═════ SOURCE DATA ═════

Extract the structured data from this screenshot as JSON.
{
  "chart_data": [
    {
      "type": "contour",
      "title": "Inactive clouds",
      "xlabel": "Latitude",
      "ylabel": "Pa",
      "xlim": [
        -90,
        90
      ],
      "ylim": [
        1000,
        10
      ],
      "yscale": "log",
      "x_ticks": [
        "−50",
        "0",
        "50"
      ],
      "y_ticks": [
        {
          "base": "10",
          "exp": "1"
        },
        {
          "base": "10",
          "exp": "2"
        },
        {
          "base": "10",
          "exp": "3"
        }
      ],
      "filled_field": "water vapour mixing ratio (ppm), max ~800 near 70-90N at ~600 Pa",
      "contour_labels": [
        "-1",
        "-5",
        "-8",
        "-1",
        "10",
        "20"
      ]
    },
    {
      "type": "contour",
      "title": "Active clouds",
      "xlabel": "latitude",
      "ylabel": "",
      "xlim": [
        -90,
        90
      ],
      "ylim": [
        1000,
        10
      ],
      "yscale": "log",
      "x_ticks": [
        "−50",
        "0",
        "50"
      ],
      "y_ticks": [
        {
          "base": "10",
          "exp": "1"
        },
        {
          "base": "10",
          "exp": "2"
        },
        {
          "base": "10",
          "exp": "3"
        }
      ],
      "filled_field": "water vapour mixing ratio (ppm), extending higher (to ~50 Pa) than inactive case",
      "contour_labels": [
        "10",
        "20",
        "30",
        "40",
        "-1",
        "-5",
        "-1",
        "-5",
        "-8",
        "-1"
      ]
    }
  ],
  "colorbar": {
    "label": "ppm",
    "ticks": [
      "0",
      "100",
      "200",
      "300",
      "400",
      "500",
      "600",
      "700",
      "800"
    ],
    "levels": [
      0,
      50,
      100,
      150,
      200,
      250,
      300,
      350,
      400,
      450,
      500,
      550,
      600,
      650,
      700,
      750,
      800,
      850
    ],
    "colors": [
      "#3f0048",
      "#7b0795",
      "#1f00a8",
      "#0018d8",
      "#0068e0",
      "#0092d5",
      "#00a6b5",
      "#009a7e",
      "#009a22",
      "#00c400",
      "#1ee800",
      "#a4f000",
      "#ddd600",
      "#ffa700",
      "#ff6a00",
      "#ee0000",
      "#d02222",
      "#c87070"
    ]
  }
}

═════

> JOB: State how many lines include the string "ratio". Give no other information.

> SOLUTION FOR THIS PROBLEM: 2